Listed records
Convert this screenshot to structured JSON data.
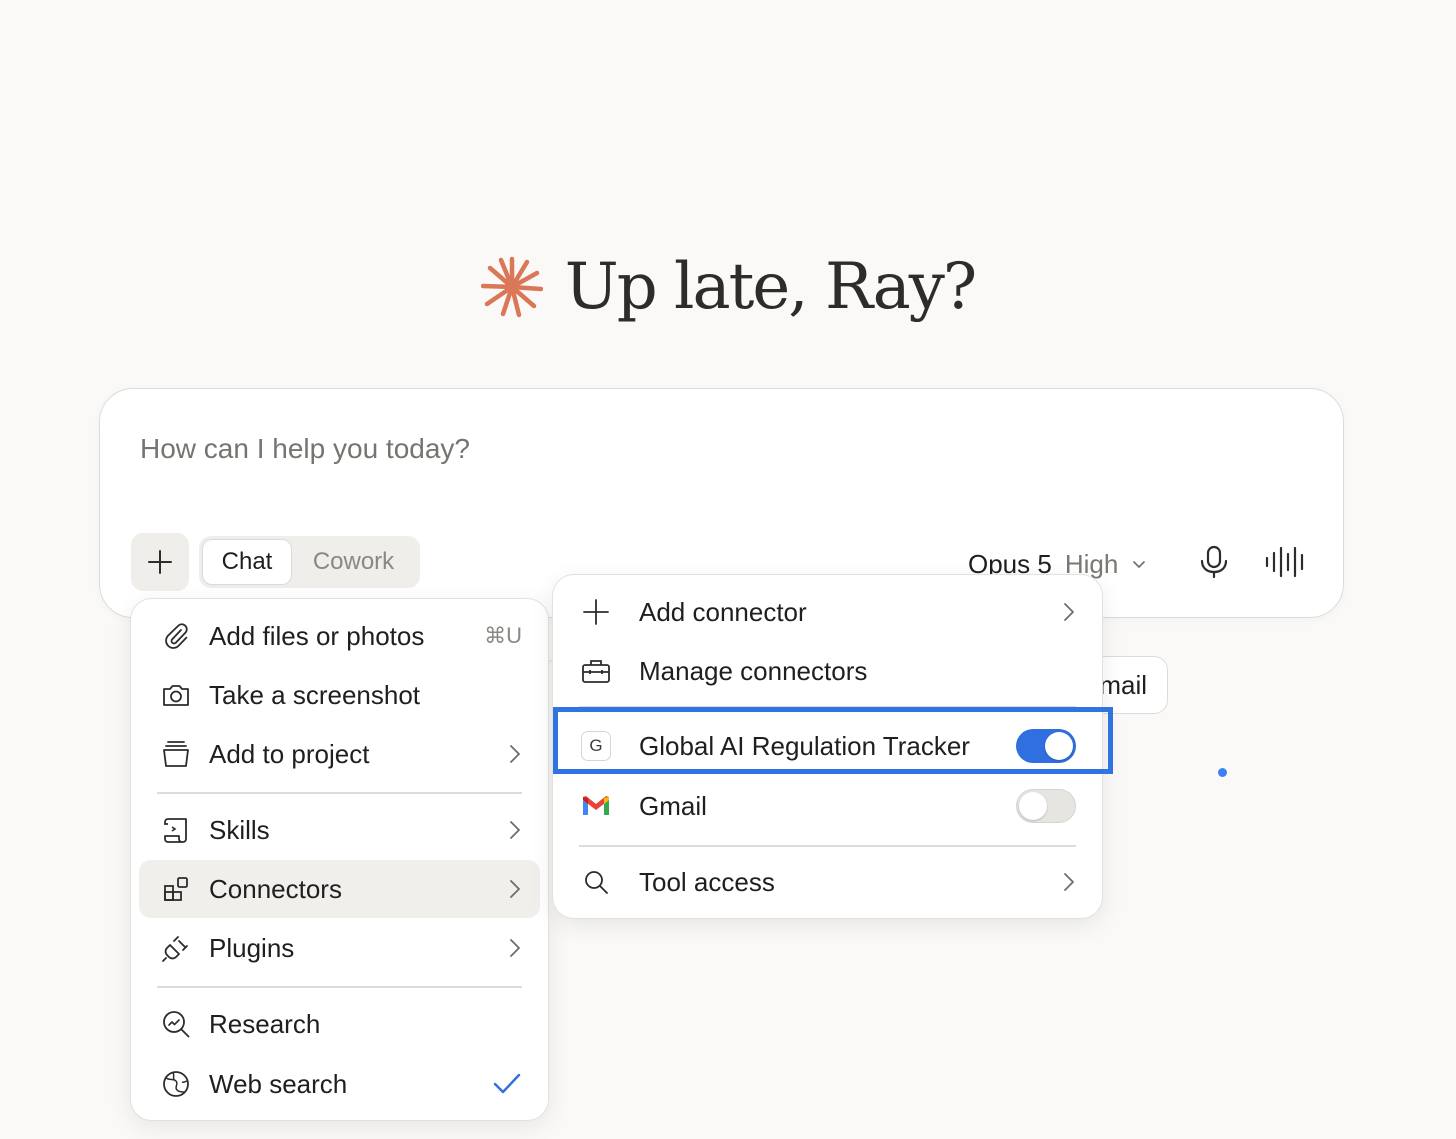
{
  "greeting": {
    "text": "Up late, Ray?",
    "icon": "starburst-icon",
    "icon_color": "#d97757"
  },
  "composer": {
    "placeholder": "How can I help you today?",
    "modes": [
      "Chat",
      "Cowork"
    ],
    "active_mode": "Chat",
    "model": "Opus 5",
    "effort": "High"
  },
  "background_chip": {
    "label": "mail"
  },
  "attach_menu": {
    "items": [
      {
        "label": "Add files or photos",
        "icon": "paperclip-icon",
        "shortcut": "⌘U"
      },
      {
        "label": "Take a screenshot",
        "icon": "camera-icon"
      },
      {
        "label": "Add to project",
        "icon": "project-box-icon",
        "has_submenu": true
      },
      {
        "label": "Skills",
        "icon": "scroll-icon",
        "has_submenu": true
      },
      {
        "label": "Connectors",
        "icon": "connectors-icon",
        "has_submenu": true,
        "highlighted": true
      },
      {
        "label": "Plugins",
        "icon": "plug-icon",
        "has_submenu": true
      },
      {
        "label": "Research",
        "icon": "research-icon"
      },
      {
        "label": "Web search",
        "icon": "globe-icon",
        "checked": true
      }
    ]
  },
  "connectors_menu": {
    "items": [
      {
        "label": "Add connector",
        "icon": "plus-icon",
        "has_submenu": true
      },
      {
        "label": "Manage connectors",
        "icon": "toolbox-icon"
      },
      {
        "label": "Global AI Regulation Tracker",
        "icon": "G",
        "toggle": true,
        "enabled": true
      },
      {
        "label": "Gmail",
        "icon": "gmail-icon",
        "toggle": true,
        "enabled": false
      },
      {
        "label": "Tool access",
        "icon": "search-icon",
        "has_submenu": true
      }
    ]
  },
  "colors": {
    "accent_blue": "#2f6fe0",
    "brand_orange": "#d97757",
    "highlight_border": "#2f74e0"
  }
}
--
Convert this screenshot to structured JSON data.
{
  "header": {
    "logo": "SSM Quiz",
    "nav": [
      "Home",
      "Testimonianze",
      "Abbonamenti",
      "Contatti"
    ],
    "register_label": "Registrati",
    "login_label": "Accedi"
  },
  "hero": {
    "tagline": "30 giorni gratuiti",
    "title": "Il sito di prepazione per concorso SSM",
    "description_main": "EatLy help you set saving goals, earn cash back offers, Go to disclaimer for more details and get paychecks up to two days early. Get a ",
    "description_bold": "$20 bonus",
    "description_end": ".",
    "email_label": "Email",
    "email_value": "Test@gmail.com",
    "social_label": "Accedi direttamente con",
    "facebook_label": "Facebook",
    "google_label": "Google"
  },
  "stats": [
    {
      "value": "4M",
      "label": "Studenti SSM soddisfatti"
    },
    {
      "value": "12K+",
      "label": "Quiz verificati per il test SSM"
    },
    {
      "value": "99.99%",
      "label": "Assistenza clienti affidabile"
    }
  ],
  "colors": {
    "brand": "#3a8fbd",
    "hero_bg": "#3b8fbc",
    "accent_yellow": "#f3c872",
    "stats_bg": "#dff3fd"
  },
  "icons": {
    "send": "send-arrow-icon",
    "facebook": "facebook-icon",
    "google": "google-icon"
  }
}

Required task
Of the lines in the material, how many hold the word "help"? Reply with the number only.

Response
2